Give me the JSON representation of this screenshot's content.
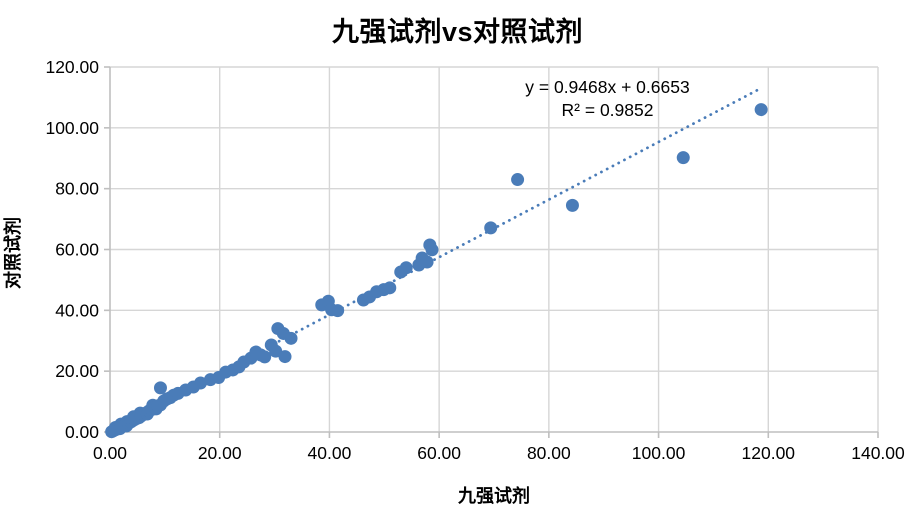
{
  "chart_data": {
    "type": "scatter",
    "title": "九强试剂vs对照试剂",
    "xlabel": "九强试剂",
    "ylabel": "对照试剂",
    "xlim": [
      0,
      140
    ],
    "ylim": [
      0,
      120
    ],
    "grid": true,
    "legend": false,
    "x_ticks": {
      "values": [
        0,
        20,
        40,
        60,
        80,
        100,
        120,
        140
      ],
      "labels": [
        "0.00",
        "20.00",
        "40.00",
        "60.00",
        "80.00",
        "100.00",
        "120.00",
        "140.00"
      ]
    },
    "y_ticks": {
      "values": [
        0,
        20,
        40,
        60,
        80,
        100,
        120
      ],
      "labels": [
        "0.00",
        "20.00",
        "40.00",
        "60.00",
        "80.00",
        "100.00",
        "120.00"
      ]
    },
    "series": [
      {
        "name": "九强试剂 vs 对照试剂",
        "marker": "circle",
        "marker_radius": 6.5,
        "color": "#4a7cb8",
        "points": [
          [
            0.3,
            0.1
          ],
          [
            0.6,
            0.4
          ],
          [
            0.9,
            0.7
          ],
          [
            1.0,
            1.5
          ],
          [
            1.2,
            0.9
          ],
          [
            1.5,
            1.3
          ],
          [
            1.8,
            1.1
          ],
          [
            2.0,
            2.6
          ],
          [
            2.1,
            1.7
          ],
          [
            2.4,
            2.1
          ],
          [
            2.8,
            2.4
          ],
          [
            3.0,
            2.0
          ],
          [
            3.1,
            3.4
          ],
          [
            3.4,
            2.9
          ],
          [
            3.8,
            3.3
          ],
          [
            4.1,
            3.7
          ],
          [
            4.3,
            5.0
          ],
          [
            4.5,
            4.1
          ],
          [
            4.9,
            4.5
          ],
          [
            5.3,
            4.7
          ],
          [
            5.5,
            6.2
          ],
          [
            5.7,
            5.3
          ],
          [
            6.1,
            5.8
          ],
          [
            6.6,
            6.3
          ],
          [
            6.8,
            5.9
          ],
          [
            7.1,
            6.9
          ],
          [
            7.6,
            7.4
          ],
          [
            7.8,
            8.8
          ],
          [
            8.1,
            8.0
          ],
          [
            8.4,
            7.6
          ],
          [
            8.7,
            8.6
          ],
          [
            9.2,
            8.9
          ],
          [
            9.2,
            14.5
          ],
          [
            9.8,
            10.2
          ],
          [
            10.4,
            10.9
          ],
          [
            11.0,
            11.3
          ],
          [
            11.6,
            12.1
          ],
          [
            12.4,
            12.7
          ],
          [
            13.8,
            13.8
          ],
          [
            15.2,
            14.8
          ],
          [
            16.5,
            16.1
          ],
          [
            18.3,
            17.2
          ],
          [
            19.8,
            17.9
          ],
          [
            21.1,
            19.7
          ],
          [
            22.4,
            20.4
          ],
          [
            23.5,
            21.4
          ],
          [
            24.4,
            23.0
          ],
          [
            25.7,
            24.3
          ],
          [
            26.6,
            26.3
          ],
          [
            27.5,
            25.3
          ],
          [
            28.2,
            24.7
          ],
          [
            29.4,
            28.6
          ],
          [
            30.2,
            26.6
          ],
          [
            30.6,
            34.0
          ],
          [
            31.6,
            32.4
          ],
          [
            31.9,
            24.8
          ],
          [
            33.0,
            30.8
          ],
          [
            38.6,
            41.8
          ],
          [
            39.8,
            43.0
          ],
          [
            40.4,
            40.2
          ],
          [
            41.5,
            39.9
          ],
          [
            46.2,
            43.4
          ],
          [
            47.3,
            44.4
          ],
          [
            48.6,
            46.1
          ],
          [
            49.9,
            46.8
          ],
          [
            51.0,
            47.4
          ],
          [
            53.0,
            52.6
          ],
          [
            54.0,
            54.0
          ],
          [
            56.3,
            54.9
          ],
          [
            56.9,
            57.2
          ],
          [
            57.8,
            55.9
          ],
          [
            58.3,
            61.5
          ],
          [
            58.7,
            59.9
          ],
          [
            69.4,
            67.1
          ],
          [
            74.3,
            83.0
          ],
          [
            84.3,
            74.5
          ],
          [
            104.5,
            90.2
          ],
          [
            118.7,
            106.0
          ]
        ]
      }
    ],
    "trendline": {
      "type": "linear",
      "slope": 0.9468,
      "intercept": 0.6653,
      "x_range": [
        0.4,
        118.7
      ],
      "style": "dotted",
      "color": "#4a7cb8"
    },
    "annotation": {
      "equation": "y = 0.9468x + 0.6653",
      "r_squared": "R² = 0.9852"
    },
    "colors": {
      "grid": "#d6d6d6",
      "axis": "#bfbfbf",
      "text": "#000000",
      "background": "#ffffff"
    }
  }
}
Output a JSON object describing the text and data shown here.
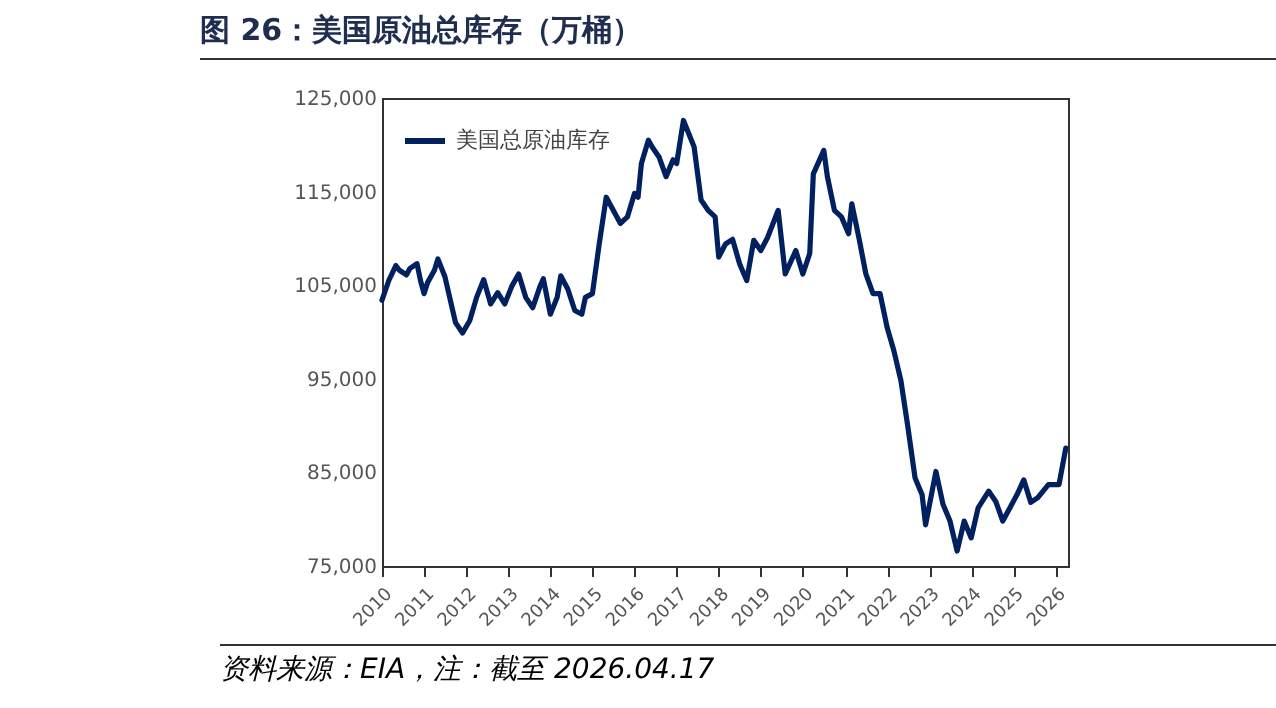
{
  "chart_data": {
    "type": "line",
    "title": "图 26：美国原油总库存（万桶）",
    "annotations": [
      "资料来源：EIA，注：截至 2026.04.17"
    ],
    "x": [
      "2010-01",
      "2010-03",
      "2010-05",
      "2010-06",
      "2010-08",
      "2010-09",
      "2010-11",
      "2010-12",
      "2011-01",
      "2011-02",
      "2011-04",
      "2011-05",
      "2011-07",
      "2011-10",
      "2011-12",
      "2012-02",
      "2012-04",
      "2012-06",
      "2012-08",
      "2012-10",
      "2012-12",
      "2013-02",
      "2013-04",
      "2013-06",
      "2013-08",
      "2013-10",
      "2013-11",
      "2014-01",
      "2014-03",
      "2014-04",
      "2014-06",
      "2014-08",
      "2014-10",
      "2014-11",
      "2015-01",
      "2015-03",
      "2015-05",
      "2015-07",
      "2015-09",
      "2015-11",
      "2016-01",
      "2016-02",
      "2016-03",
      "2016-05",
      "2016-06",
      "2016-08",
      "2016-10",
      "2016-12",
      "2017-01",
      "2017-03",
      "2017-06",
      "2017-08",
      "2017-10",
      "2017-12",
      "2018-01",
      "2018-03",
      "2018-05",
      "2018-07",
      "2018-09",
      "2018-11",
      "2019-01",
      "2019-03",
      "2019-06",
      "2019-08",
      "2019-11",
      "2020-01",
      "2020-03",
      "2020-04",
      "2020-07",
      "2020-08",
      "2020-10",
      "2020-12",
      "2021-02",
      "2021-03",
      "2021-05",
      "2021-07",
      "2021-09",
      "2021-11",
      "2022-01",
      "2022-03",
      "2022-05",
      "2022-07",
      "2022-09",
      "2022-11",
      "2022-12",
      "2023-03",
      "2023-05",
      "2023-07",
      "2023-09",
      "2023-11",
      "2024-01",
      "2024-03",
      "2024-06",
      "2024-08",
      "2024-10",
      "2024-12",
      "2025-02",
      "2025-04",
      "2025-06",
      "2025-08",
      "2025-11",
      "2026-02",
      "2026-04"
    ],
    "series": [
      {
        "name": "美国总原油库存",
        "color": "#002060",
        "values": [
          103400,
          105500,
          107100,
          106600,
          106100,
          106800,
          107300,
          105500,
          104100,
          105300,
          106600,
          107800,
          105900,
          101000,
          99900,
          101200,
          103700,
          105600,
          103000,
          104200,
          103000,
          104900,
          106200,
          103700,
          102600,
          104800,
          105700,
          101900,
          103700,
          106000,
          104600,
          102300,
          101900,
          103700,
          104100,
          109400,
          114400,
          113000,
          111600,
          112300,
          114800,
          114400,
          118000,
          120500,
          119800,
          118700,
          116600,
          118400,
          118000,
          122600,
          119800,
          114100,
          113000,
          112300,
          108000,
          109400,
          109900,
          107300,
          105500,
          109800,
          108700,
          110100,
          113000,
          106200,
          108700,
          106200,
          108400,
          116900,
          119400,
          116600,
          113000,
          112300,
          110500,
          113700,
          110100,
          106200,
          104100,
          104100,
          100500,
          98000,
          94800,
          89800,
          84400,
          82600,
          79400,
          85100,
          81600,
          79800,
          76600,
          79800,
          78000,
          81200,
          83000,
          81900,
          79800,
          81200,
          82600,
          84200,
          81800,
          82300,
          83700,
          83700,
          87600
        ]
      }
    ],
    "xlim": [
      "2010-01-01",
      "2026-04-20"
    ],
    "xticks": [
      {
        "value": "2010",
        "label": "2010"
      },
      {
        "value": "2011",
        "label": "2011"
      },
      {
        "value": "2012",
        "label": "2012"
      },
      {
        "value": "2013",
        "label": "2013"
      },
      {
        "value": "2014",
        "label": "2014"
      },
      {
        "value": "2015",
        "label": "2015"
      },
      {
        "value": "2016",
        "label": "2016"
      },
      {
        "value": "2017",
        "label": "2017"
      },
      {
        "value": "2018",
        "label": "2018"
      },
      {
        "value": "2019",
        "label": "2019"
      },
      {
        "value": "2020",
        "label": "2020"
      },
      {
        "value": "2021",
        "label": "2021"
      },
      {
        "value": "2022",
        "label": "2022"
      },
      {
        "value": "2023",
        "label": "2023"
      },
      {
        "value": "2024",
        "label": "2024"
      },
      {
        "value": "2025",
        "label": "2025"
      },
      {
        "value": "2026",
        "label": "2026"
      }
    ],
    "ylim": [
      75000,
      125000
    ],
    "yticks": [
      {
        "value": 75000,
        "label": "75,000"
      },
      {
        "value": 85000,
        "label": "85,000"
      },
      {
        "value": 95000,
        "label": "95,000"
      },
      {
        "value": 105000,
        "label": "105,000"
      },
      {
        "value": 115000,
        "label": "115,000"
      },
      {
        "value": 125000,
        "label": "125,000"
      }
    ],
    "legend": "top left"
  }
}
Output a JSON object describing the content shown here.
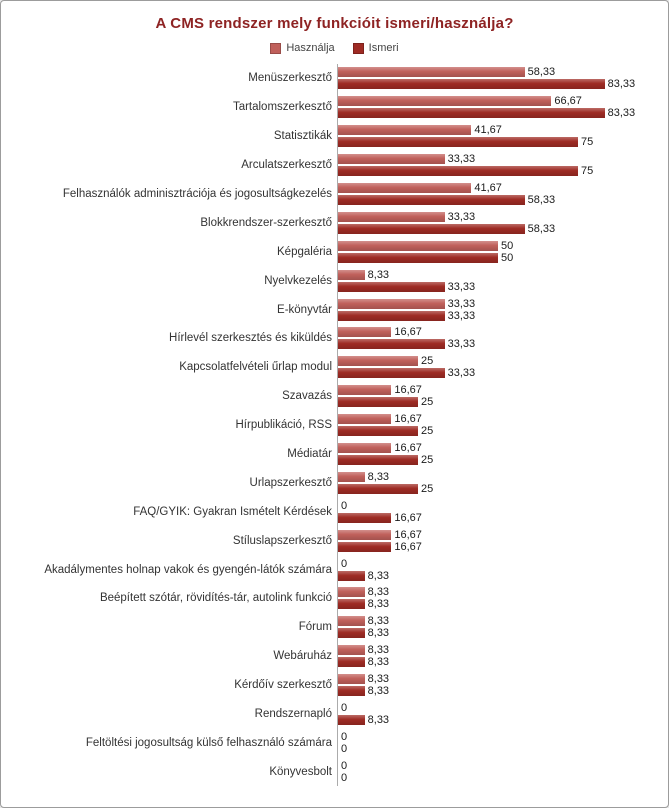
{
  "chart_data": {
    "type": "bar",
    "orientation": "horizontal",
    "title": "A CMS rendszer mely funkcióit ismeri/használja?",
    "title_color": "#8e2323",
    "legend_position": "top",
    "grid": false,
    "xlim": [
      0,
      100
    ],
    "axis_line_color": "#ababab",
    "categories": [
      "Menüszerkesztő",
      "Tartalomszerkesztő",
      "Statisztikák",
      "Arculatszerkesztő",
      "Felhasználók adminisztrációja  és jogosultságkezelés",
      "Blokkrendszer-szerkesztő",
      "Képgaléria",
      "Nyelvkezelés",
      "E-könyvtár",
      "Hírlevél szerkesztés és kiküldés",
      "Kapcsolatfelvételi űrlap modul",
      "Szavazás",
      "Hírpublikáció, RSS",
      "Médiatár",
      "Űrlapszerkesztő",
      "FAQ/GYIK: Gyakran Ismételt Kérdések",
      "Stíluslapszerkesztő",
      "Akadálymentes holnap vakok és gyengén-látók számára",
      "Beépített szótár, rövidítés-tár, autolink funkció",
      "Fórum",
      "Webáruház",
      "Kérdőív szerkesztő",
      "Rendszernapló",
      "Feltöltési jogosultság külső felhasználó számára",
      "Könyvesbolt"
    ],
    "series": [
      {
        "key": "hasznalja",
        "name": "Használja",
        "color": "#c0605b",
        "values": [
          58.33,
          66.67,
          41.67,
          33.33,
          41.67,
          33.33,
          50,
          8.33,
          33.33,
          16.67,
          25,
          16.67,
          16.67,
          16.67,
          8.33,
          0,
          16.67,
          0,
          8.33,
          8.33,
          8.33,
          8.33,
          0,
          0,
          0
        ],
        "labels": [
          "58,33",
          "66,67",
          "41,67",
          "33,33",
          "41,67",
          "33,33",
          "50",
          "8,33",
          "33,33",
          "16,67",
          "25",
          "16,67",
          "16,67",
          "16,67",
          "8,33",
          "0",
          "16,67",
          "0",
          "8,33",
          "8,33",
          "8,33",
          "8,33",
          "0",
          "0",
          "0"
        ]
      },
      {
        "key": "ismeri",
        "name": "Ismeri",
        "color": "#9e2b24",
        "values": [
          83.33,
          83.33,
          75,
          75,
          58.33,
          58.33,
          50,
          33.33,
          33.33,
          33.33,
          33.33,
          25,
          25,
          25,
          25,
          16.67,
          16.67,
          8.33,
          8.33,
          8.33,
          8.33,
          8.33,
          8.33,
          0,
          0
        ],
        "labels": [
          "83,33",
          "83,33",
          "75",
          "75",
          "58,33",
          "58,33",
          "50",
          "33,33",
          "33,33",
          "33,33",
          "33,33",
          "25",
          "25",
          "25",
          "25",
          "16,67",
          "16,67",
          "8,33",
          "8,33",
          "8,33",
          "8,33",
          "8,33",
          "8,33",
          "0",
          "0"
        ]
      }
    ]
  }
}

· · · · · · ·

§ **Exercise**
Look through the entries above and report the number of lines that contain "object". Write only the number.

§ **Output for this task**
2